§ **SET EXERCISE**: Restate the full set of records exactly, without adding or dropping a word.

[Start of RECORDS TO USE]

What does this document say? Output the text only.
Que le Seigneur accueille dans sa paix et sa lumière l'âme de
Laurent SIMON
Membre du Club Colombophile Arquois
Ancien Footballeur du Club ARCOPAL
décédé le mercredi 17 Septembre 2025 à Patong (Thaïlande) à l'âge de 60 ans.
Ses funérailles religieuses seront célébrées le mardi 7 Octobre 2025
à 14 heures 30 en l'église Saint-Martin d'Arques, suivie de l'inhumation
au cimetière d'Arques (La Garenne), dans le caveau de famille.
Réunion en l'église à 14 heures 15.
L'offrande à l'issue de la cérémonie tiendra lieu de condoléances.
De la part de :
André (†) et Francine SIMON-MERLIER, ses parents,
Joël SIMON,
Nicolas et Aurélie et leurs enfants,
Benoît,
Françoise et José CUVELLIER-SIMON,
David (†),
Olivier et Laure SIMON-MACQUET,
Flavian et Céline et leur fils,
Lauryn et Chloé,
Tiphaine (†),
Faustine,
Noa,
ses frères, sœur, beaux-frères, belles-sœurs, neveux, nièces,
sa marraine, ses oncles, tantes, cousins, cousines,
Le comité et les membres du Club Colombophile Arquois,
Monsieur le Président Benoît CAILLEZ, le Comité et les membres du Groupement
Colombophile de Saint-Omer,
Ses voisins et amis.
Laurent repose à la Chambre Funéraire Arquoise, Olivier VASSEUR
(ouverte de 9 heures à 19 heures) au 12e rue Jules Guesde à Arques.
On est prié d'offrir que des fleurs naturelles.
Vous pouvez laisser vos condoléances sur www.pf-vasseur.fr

[End of RECORDS TO USE]

§ **SOLUTION TO THIS TASK**:
What does this document say? Output the text only.
Que le Seigneur accueille dans sa paix et sa lumière l'âme de
Laurent SIMON
Membre du Club Colombophile Arquois
Ancien Footballeur du Club ARCOPAL
décédé le mercredi 17 Septembre 2025 à Patong (Thaïlande) à l'âge de 60 ans.
Ses funérailles religieuses seront célébrées le mardi 7 Octobre 2025
à 14 heures 30 en l'église Saint-Martin d'Arques, suivie de l'inhumation
au cimetière d'Arques (La Garenne), dans le caveau de famille.
Réunion en l'église à 14 heures 15.
L'offrande à l'issue de la cérémonie tiendra lieu de condoléances.
De la part de :
André (†) et Francine SIMON-MERLIER, ses parents,
Joël SIMON,
Nicolas et Aurélie et leurs enfants,
Benoît,
Françoise et José CUVELLIER-SIMON,
David (†),
Olivier et Laure SIMON-MACQUET,
Flavian et Céline et leur fils,
Lauryn et Chloé,
Tiphaine (†),
Faustine,
Noa,
ses frères, sœur, beaux-frères, belles-sœurs, neveux, nièces,
sa marraine, ses oncles, tantes, cousins, cousines,
Le comité et les membres du Club Colombophile Arquois,
Monsieur le Président Benoît CAILLEZ, le Comité et les membres du Groupement
Colombophile de Saint-Omer,
Ses voisins et amis.
Laurent repose à la Chambre Funéraire Arquoise, Olivier VASSEUR
(ouverte de 9 heures à 19 heures) au 12e rue Jules Guesde à Arques.
On est prié d'offrir que des fleurs naturelles.
Vous pouvez laisser vos condoléances sur www.pf-vasseur.fr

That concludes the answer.